Trecho citado -
________
José Barbosa da Silva (1888-1930), conhecido pelo apelido de Sinhô, é uma unanimidade quanto se trata de apontar o mais popular compositor de samba das primeiras décadas do século XX e frequentador assíduo dos principais redutos musicais da época – Festa da Penha, as sessões de capoeira, as batucadas da Praça Onze, as casas das tias baianas, inclusive tia Ciata.
Teve amigos devotados e entusiastas, a exemplo de José do Patrocínio (conhecido como o boêmio Zé do Pato), Luiz Peixoto, Villa Lobos, Manuel Bandeira, Mário Reis, Augusto Vasseur e Álvaro Moreira, sem nunca ter abandonado as rodas da malandragem.
O prestígio e a popularidade das composições de Sinhô deixaram sua marca na produção do Teatro de Revista nos anos de 1919 a 1930.
Que o samba é o ritmo emblemático do Brasil ninguém duvida, assim como que foi ouvindo as músicas de Sinhô que o Brasil aprendeu a gostar de samba.
Suas inúmeras composições são gravadas até hoje pelas novas gerações a exemplo de “Jura” e “Gosto que me enrosco”.
________
Registros fornecidos -

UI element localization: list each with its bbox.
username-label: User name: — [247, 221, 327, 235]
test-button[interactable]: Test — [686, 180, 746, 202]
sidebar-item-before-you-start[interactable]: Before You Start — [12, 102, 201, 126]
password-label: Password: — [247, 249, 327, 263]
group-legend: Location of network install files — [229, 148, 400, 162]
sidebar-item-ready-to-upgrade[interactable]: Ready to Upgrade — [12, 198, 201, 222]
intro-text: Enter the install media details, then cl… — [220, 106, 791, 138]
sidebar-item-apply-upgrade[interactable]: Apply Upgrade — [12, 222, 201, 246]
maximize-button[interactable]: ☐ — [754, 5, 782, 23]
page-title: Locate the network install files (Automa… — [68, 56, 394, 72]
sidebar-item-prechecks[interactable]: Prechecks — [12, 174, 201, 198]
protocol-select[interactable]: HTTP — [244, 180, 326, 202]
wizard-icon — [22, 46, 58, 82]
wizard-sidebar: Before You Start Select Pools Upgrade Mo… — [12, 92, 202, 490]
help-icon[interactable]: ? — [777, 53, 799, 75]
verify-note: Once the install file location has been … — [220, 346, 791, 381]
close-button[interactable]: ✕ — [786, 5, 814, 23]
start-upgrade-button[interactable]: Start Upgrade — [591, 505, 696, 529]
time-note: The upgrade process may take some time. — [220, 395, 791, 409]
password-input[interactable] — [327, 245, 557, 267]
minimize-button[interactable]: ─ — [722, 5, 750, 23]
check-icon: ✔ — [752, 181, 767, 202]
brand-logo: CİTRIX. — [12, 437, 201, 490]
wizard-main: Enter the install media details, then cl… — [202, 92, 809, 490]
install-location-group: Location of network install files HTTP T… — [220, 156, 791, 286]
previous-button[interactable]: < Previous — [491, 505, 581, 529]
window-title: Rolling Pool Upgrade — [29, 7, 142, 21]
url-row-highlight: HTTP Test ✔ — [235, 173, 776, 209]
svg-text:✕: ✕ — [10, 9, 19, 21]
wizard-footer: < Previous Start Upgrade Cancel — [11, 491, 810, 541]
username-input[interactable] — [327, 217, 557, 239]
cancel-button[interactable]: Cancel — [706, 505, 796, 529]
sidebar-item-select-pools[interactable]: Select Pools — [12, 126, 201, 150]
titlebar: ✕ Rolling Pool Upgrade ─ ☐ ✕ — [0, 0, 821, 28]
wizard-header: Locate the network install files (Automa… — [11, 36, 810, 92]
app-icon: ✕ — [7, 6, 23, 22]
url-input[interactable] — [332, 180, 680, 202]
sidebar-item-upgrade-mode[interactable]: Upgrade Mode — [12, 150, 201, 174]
________
Perguntas -
1 - De acordo com o texto sobre Sinhô, em que anos as composições dele deixaram marca na produção do Teatro de Revista?
2 - Liste todos os amigos de Sinhô mencionados no texto sobre Sinhô.
3 - Por favor, transcreva do texto sobre Sinhô o trecho entre "José Barbosa da" e "inclusive tia Ciata.", inclusive.

Respostas -
1 - Nos anos de 1919 a 1930.

2 - José do Patrocínio, Luiz Peixoto, Villa Lobos, Manuel Bandeira, Mário Reis, Augusto Vasseur e Álvaro Moreira.

3 -
José Barbosa da Silva (1888-1930), conhecido pelo apelido de Sinhô, é uma unanimidade quanto se trata de apontar o mais popular compositor de samba das primeiras décadas do século XX e frequentador assíduo dos principais redutos musicais da época – Festa da Penha, as sessões de capoeira, as batucadas da Praça Onze, as casas das tias baianas, inclusive tia Ciata.